— Exercise prompt —
Quote the records in full and leave their pictures out.

— Data listing —
"""
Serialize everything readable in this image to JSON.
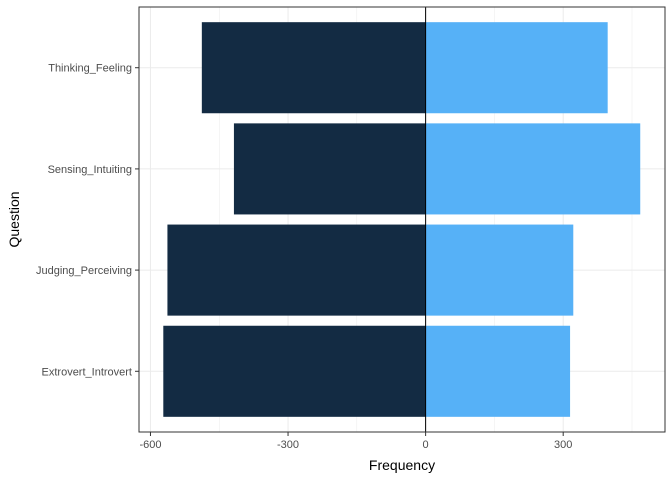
{
  "chart_data": {
    "type": "bar",
    "orientation": "horizontal",
    "stacking": "diverging",
    "xlabel": "Frequency",
    "ylabel": "Question",
    "xlim": [
      -625,
      522
    ],
    "x_ticks": [
      -600,
      -300,
      0,
      300
    ],
    "x_tick_labels": [
      "-600",
      "-300",
      "0",
      "300"
    ],
    "categories": [
      "Extrovert_Introvert",
      "Judging_Perceiving",
      "Sensing_Intuiting",
      "Thinking_Feeling"
    ],
    "series": [
      {
        "values": [
          -572,
          -563,
          -418,
          -488
        ],
        "color": "#132b43"
      },
      {
        "values": [
          315,
          322,
          468,
          397
        ],
        "color": "#56b1f7"
      }
    ],
    "grid": true,
    "legend": "none",
    "zero_line": true
  }
}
"""
— Answer below —
Serialize everything readable in this image to JSON.
{
  "chart_data": {
    "type": "bar",
    "orientation": "horizontal",
    "stacking": "diverging",
    "xlabel": "Frequency",
    "ylabel": "Question",
    "xlim": [
      -625,
      522
    ],
    "x_ticks": [
      -600,
      -300,
      0,
      300
    ],
    "x_tick_labels": [
      "-600",
      "-300",
      "0",
      "300"
    ],
    "categories": [
      "Extrovert_Introvert",
      "Judging_Perceiving",
      "Sensing_Intuiting",
      "Thinking_Feeling"
    ],
    "series": [
      {
        "values": [
          -572,
          -563,
          -418,
          -488
        ],
        "color": "#132b43"
      },
      {
        "values": [
          315,
          322,
          468,
          397
        ],
        "color": "#56b1f7"
      }
    ],
    "grid": true,
    "legend": "none",
    "zero_line": true
  }
}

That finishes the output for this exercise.